Every line below that contains "description" is to be copied.
— Begin Provided records —
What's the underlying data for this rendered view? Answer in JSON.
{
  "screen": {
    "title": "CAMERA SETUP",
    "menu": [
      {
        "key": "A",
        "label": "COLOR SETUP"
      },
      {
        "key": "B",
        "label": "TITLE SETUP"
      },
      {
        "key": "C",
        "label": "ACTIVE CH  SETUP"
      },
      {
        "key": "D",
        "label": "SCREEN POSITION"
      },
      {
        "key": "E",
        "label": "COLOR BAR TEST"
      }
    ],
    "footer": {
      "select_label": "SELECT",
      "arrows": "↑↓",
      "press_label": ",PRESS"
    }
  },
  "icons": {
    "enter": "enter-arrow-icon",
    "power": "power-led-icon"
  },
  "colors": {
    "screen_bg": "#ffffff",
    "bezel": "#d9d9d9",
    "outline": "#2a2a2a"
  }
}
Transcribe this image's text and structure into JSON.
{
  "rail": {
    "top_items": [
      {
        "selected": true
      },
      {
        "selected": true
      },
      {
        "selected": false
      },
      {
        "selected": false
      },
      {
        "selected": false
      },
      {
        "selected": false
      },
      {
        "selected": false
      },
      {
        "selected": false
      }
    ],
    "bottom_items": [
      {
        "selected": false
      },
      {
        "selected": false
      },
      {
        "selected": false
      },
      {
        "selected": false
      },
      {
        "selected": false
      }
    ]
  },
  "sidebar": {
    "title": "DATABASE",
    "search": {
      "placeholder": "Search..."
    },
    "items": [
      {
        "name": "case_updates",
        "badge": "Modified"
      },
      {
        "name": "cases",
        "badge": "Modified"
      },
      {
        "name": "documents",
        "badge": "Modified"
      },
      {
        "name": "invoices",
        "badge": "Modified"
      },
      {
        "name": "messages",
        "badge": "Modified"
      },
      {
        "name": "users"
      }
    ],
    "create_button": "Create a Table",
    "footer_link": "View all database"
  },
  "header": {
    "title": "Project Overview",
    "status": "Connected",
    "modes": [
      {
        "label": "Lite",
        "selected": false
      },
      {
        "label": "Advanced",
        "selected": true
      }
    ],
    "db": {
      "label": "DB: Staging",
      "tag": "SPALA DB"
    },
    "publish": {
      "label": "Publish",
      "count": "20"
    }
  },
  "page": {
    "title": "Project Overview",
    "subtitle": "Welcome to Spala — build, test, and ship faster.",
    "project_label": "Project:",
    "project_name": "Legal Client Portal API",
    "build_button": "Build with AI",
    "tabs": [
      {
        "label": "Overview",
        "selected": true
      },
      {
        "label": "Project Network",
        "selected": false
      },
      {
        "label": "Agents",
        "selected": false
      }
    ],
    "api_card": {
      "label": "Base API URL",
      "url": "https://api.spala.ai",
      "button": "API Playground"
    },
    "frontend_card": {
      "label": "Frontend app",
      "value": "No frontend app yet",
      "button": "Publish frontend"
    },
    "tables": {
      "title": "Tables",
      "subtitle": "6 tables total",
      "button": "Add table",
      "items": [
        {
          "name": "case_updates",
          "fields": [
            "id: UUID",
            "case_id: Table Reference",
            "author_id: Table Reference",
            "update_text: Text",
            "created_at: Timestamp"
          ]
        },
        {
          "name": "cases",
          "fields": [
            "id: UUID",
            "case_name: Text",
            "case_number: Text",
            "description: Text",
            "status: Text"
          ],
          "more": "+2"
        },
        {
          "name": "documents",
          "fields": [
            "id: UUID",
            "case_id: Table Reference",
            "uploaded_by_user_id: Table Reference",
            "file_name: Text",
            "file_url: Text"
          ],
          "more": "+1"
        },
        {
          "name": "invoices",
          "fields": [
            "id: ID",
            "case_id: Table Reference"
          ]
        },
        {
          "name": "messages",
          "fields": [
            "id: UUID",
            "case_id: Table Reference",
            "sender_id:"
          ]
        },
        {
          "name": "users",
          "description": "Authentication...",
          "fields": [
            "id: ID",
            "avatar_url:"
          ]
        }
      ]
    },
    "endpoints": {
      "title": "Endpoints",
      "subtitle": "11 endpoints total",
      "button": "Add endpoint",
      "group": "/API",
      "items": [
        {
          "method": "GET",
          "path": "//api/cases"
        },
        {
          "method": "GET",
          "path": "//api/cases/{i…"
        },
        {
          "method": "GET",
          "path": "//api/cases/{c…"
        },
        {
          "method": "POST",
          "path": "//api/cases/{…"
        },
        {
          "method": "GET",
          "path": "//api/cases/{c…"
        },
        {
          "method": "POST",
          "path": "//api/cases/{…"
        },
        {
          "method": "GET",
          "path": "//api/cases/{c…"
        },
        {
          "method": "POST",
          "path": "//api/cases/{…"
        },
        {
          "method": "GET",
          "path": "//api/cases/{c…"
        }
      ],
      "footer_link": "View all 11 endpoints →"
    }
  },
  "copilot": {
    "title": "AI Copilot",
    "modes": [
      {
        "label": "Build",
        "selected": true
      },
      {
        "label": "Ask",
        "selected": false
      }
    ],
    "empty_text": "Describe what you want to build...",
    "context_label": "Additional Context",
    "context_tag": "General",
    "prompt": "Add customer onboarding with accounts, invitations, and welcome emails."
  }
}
— End Provided records —
Full answer:
            "description: Text",
          "description": "Authentication...",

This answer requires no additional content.